Copy out the data below verbatim.

[Dataset rows about figures]
^^^^^^^^
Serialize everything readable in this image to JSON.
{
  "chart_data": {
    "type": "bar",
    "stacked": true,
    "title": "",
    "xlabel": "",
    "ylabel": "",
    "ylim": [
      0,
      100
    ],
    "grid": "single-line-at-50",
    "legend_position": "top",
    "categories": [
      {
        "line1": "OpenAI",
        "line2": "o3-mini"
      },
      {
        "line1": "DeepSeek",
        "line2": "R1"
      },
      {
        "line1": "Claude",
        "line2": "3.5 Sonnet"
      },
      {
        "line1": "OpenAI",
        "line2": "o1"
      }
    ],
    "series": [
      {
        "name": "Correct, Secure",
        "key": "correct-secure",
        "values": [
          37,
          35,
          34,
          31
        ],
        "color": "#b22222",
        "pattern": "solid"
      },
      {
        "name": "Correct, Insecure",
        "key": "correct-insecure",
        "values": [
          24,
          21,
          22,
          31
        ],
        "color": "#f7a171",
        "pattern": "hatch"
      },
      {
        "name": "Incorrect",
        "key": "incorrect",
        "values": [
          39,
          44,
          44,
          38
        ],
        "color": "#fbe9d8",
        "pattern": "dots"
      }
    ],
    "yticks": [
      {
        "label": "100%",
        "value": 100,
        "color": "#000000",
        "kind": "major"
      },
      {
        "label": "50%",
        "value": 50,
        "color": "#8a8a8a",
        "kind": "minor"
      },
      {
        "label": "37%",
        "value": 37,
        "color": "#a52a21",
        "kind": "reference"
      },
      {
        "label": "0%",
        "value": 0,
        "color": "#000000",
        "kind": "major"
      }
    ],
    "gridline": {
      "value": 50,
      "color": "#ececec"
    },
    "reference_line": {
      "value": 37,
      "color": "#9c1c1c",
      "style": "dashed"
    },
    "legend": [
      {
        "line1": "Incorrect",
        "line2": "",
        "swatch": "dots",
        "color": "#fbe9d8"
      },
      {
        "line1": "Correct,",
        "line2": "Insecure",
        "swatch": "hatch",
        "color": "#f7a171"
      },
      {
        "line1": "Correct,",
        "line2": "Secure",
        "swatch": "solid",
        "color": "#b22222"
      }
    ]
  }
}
^^^^^^^^
_Full response:_
Serialize everything readable in this image to JSON.
{
  "chart_data": {
    "type": "bar",
    "stacked": true,
    "title": "",
    "xlabel": "",
    "ylabel": "",
    "ylim": [
      0,
      100
    ],
    "grid": "single-line-at-50",
    "legend_position": "top",
    "categories": [
      {
        "line1": "OpenAI",
        "line2": "o3-mini"
      },
      {
        "line1": "DeepSeek",
        "line2": "R1"
      },
      {
        "line1": "Claude",
        "line2": "3.5 Sonnet"
      },
      {
        "line1": "OpenAI",
        "line2": "o1"
      }
    ],
    "series": [
      {
        "name": "Correct, Secure",
        "key": "correct-secure",
        "values": [
          37,
          35,
          34,
          31
        ],
        "color": "#b22222",
        "pattern": "solid"
      },
      {
        "name": "Correct, Insecure",
        "key": "correct-insecure",
        "values": [
          24,
          21,
          22,
          31
        ],
        "color": "#f7a171",
        "pattern": "hatch"
      },
      {
        "name": "Incorrect",
        "key": "incorrect",
        "values": [
          39,
          44,
          44,
          38
        ],
        "color": "#fbe9d8",
        "pattern": "dots"
      }
    ],
    "yticks": [
      {
        "label": "100%",
        "value": 100,
        "color": "#000000",
        "kind": "major"
      },
      {
        "label": "50%",
        "value": 50,
        "color": "#8a8a8a",
        "kind": "minor"
      },
      {
        "label": "37%",
        "value": 37,
        "color": "#a52a21",
        "kind": "reference"
      },
      {
        "label": "0%",
        "value": 0,
        "color": "#000000",
        "kind": "major"
      }
    ],
    "gridline": {
      "value": 50,
      "color": "#ececec"
    },
    "reference_line": {
      "value": 37,
      "color": "#9c1c1c",
      "style": "dashed"
    },
    "legend": [
      {
        "line1": "Incorrect",
        "line2": "",
        "swatch": "dots",
        "color": "#fbe9d8"
      },
      {
        "line1": "Correct,",
        "line2": "Insecure",
        "swatch": "hatch",
        "color": "#f7a171"
      },
      {
        "line1": "Correct,",
        "line2": "Secure",
        "swatch": "solid",
        "color": "#b22222"
      }
    ]
  }
}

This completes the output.